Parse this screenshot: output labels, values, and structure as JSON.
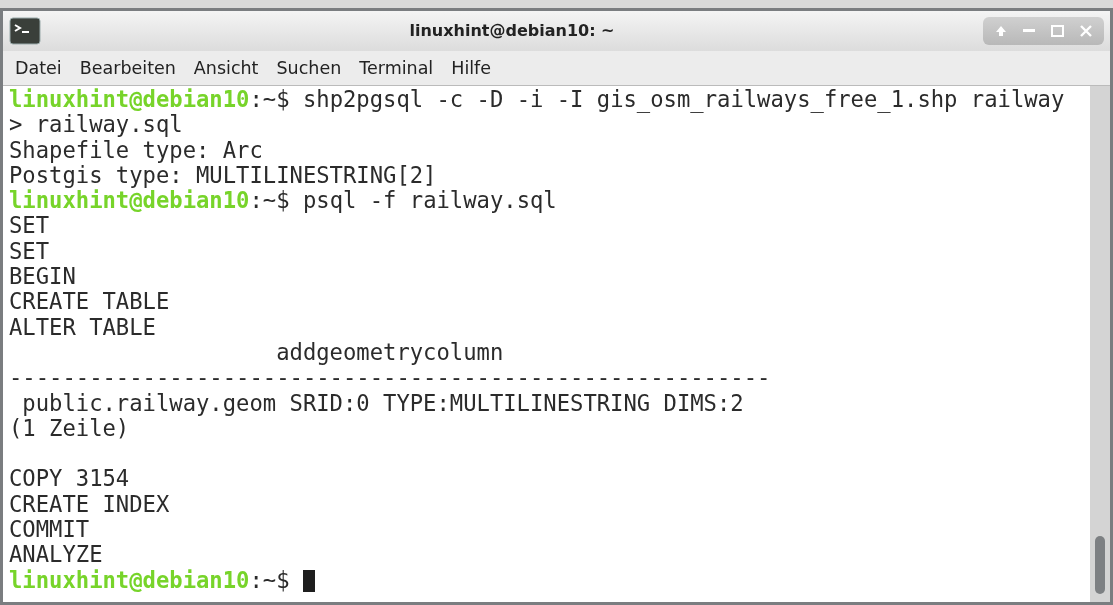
{
  "window": {
    "title": "linuxhint@debian10: ~"
  },
  "menu": [
    "Datei",
    "Bearbeiten",
    "Ansicht",
    "Suchen",
    "Terminal",
    "Hilfe"
  ],
  "terminal": {
    "cursor_visible": true,
    "lines": [
      {
        "kind": "prompt",
        "user_host": "linuxhint@debian10",
        "path": ":~$",
        "command": "shp2pgsql -c -D -i -I gis_osm_railways_free_1.shp railway"
      },
      {
        "kind": "output",
        "text": "> railway.sql"
      },
      {
        "kind": "output",
        "text": "Shapefile type: Arc"
      },
      {
        "kind": "output",
        "text": "Postgis type: MULTILINESTRING[2]"
      },
      {
        "kind": "prompt",
        "user_host": "linuxhint@debian10",
        "path": ":~$",
        "command": "psql -f railway.sql"
      },
      {
        "kind": "output",
        "text": "SET"
      },
      {
        "kind": "output",
        "text": "SET"
      },
      {
        "kind": "output",
        "text": "BEGIN"
      },
      {
        "kind": "output",
        "text": "CREATE TABLE"
      },
      {
        "kind": "output",
        "text": "ALTER TABLE"
      },
      {
        "kind": "output",
        "text": "                    addgeometrycolumn"
      },
      {
        "kind": "output",
        "text": "---------------------------------------------------------"
      },
      {
        "kind": "output",
        "text": " public.railway.geom SRID:0 TYPE:MULTILINESTRING DIMS:2"
      },
      {
        "kind": "output",
        "text": "(1 Zeile)"
      },
      {
        "kind": "blank"
      },
      {
        "kind": "output",
        "text": "COPY 3154"
      },
      {
        "kind": "output",
        "text": "CREATE INDEX"
      },
      {
        "kind": "output",
        "text": "COMMIT"
      },
      {
        "kind": "output",
        "text": "ANALYZE"
      },
      {
        "kind": "prompt",
        "user_host": "linuxhint@debian10",
        "path": ":~$"
      }
    ]
  }
}
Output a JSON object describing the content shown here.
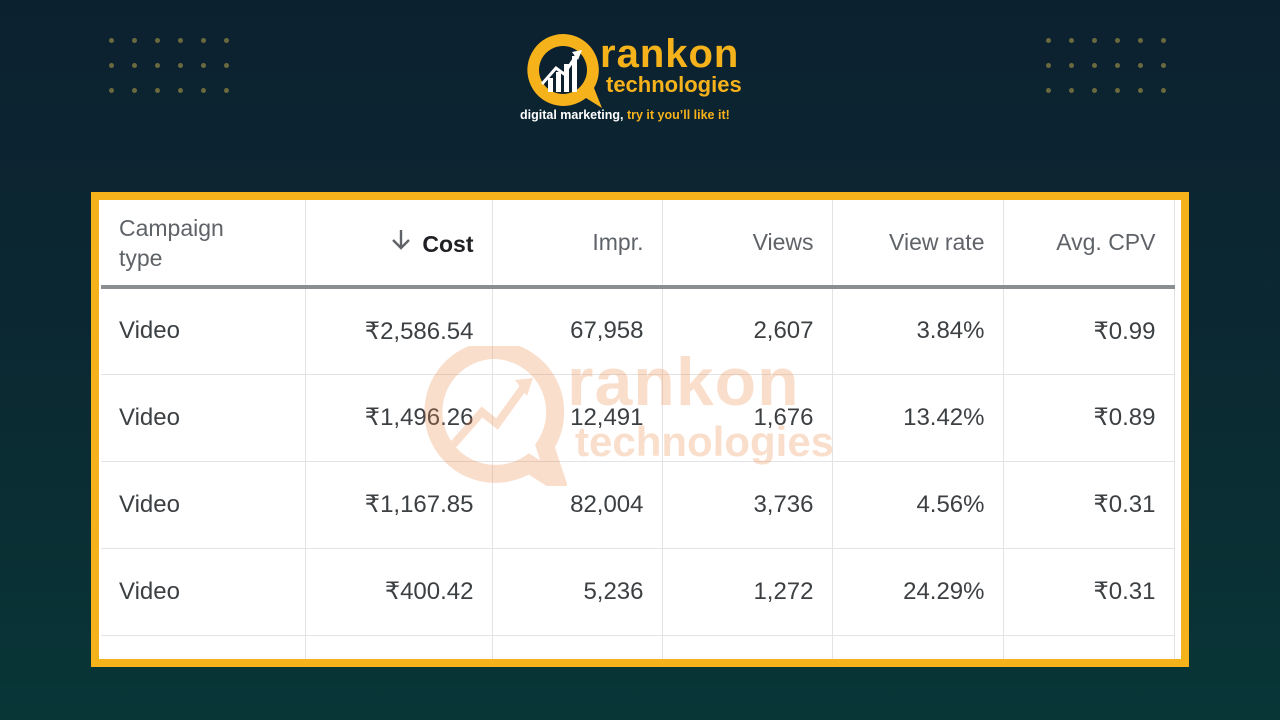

*What the exercise asks*
Search the preceding listing for "JSON" and extract every line where it is found.

*Output for this exercise*
Parse this screenshot: output labels, values, and structure as JSON.
Output a JSON object describing the content shown here.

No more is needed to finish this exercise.